> [WORK INSTRUCTIONS]: Find every line of the listing below where "OneDrive" appears, and copy it.
MATERIAL SHOWN start
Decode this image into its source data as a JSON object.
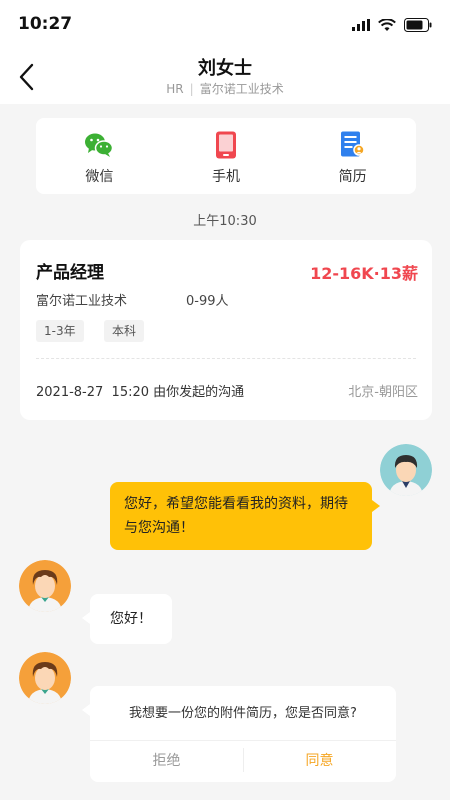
{
  "status": {
    "time": "10:27"
  },
  "header": {
    "title": "刘女士",
    "role": "HR",
    "company": "富尔诺工业技术"
  },
  "actions": [
    {
      "label": "微信",
      "icon": "wechat-icon",
      "color": "#3cb034"
    },
    {
      "label": "手机",
      "icon": "phone-icon",
      "color": "#f0474f"
    },
    {
      "label": "简历",
      "icon": "resume-icon",
      "color": "#2f80ed"
    }
  ],
  "time_label": "上午10:30",
  "job": {
    "title": "产品经理",
    "salary": "12-16K·13薪",
    "company": "富尔诺工业技术",
    "size": "0-99人",
    "tags": [
      "1-3年",
      "本科"
    ],
    "date_text": "2021-8-27  15:20 由你发起的沟通",
    "location": "北京-朝阳区"
  },
  "messages": {
    "outgoing": "您好，希望您能看看我的资料，期待与您沟通！",
    "incoming": "您好！",
    "request": "我想要一份您的附件简历，您是否同意?",
    "reject": "拒绝",
    "accept": "同意"
  },
  "colors": {
    "accent": "#ffc107",
    "salary": "#f0474f",
    "accept": "#f5a623"
  }
}
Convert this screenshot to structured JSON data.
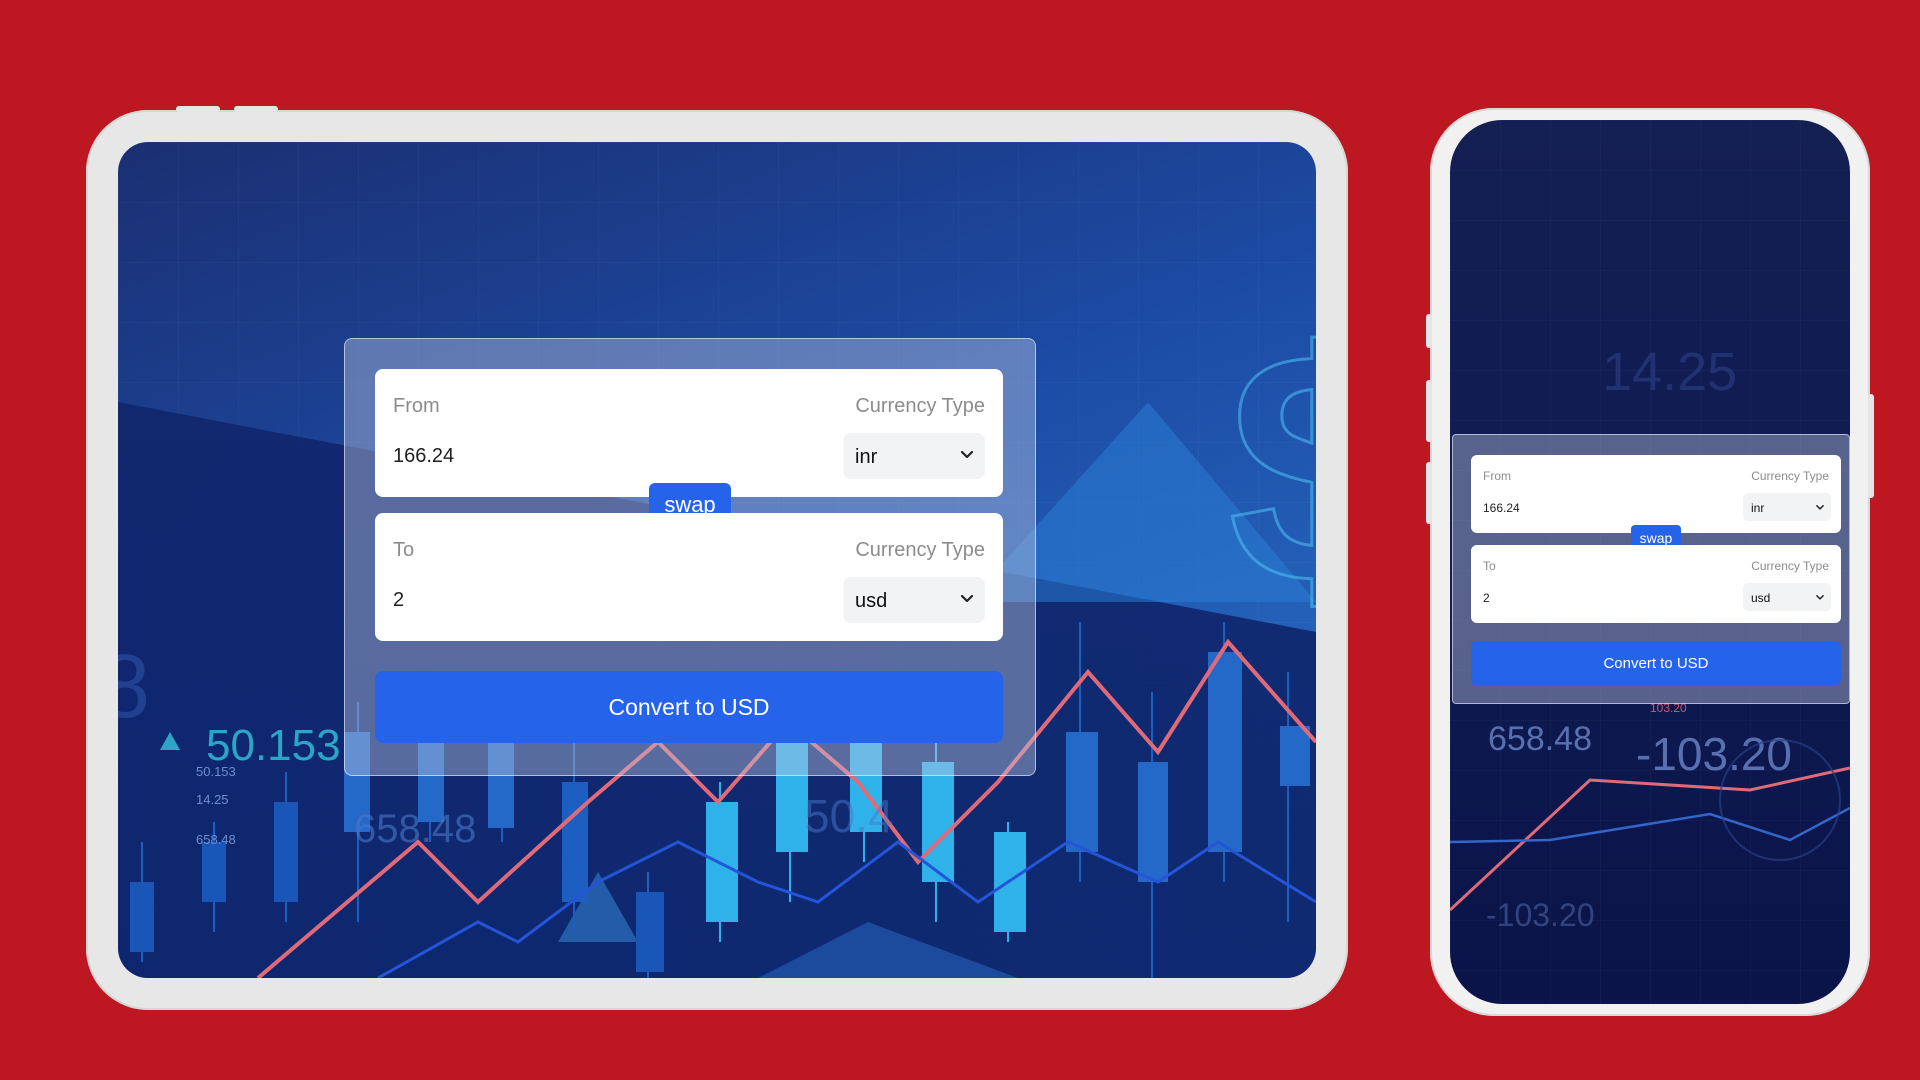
{
  "colors": {
    "page_background": "#bd1822",
    "device_frame": "#e7e7e7",
    "accent": "#2563eb",
    "card_glass": "rgba(190,200,225,0.42)",
    "candle_up": "#2fb1ea",
    "candle_dark": "#1a55b8",
    "line_red": "#e06a78"
  },
  "background_text": {
    "ticker_value": "50.153",
    "ticker_small": [
      "50.153",
      "14.25",
      "658.48"
    ],
    "overlay_a": "658.48",
    "overlay_b": "50.4",
    "phone_a": "14.25",
    "phone_b": "658.48",
    "phone_c": "-103.20",
    "phone_d": "-103.20",
    "phone_e": "103.20",
    "dollar_sign": "$",
    "partial_digit": "8"
  },
  "converter": {
    "from": {
      "label": "From",
      "currency_label": "Currency Type",
      "amount": "166.24",
      "currency": "inr"
    },
    "swap_label": "swap",
    "to": {
      "label": "To",
      "currency_label": "Currency Type",
      "amount": "2",
      "currency": "usd"
    },
    "convert_label": "Convert to USD"
  },
  "icons": {
    "select_chevron": "chevron-down-icon",
    "ticker_arrow": "triangle-up-icon"
  }
}
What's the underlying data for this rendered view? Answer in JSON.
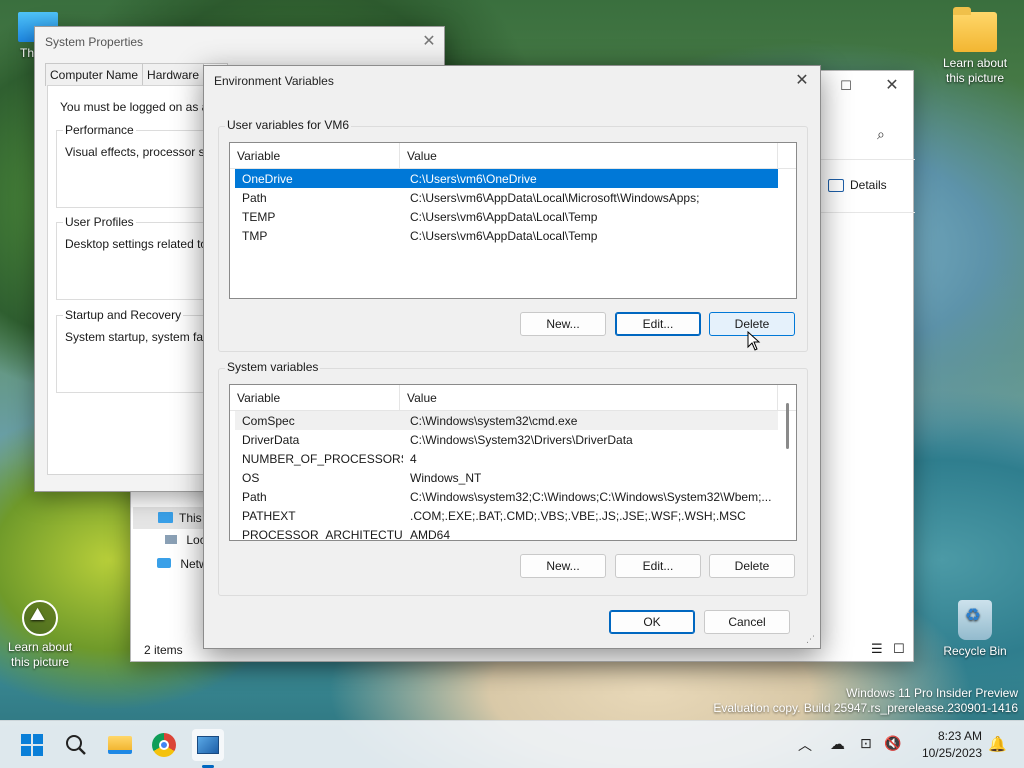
{
  "desktop": {
    "icons": [
      {
        "label": "Th"
      },
      {
        "label": "Learn about this picture"
      },
      {
        "label": "Learn about this picture"
      },
      {
        "label": "Recycle Bin"
      }
    ],
    "watermark_line1": "Windows 11 Pro Insider Preview",
    "watermark_line2": "Evaluation copy. Build 25947.rs_prerelease.230901-1416"
  },
  "system_properties": {
    "title": "System Properties",
    "tabs": [
      "Computer Name",
      "Hardware",
      "Ad"
    ],
    "intro": "You must be logged on as an A",
    "groups": [
      {
        "title": "Performance",
        "text": "Visual effects, processor sche"
      },
      {
        "title": "User Profiles",
        "text": "Desktop settings related to yo"
      },
      {
        "title": "Startup and Recovery",
        "text": "System startup, system failure"
      }
    ]
  },
  "explorer": {
    "details_label": "Details",
    "nav_items": [
      "This",
      "Loc",
      "Netw"
    ],
    "status": "2 items"
  },
  "env_dialog": {
    "title": "Environment Variables",
    "user_group_title": "User variables for VM6",
    "system_group_title": "System variables",
    "col_variable": "Variable",
    "col_value": "Value",
    "user_vars": [
      {
        "name": "OneDrive",
        "value": "C:\\Users\\vm6\\OneDrive"
      },
      {
        "name": "Path",
        "value": "C:\\Users\\vm6\\AppData\\Local\\Microsoft\\WindowsApps;"
      },
      {
        "name": "TEMP",
        "value": "C:\\Users\\vm6\\AppData\\Local\\Temp"
      },
      {
        "name": "TMP",
        "value": "C:\\Users\\vm6\\AppData\\Local\\Temp"
      }
    ],
    "system_vars": [
      {
        "name": "ComSpec",
        "value": "C:\\Windows\\system32\\cmd.exe"
      },
      {
        "name": "DriverData",
        "value": "C:\\Windows\\System32\\Drivers\\DriverData"
      },
      {
        "name": "NUMBER_OF_PROCESSORS",
        "value": "4"
      },
      {
        "name": "OS",
        "value": "Windows_NT"
      },
      {
        "name": "Path",
        "value": "C:\\Windows\\system32;C:\\Windows;C:\\Windows\\System32\\Wbem;..."
      },
      {
        "name": "PATHEXT",
        "value": ".COM;.EXE;.BAT;.CMD;.VBS;.VBE;.JS;.JSE;.WSF;.WSH;.MSC"
      },
      {
        "name": "PROCESSOR_ARCHITECTURE",
        "value": "AMD64"
      }
    ],
    "buttons": {
      "new": "New...",
      "edit": "Edit...",
      "delete": "Delete",
      "ok": "OK",
      "cancel": "Cancel"
    }
  },
  "taskbar": {
    "time": "8:23 AM",
    "date": "10/25/2023"
  }
}
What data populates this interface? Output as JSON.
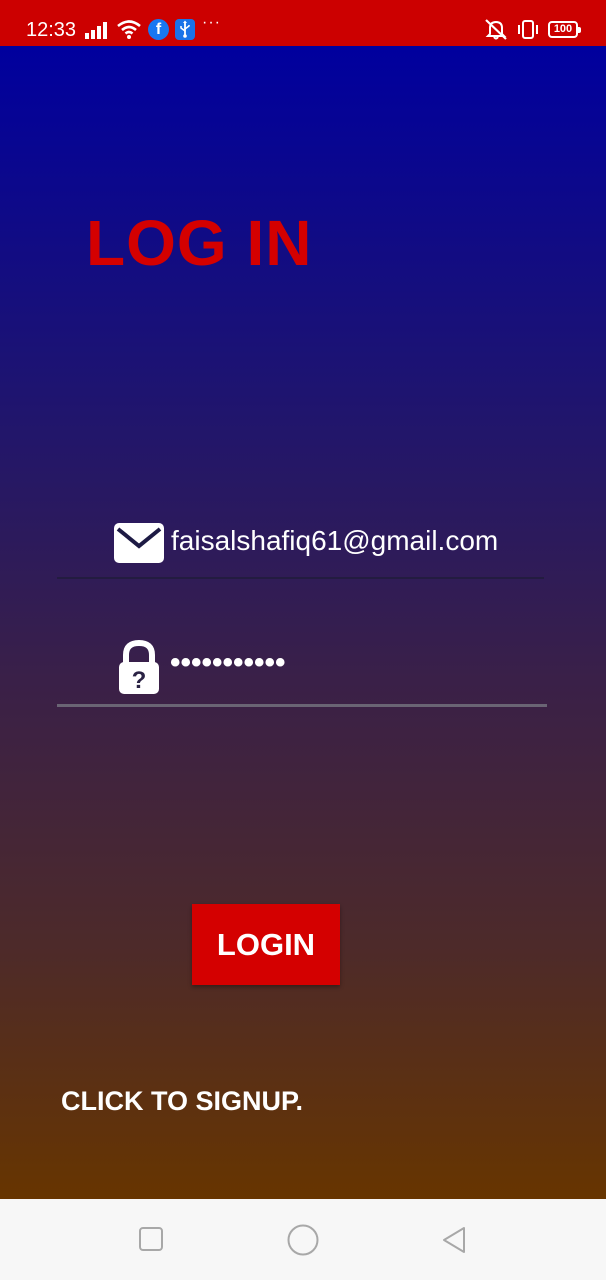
{
  "status_bar": {
    "time": "12:33",
    "battery": "100",
    "icons": [
      "signal-icon",
      "wifi-icon",
      "facebook-icon",
      "usb-icon",
      "more-icon",
      "mute-icon",
      "vibrate-icon",
      "battery-icon"
    ],
    "facebook_glyph": "f",
    "more": "···"
  },
  "page": {
    "title": "LOG IN",
    "email_value": "faisalshafiq61@gmail.com",
    "password_value": "•••••••••••",
    "login_label": "LOGIN",
    "signup_label": "CLICK TO SIGNUP."
  },
  "colors": {
    "status_bar": "#cc0000",
    "title": "#d40000",
    "button": "#d40000",
    "gradient_top": "#00009e",
    "gradient_bottom": "#673500",
    "nav_bar": "#f7f7f7"
  },
  "nav_bar": {
    "icons": [
      "recents-icon",
      "home-icon",
      "back-icon"
    ]
  }
}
MATERIAL SHOWN end
> [REPLY]:
        "name": "OneDrive",
        "value": "C:\\Users\\vm6\\OneDrive"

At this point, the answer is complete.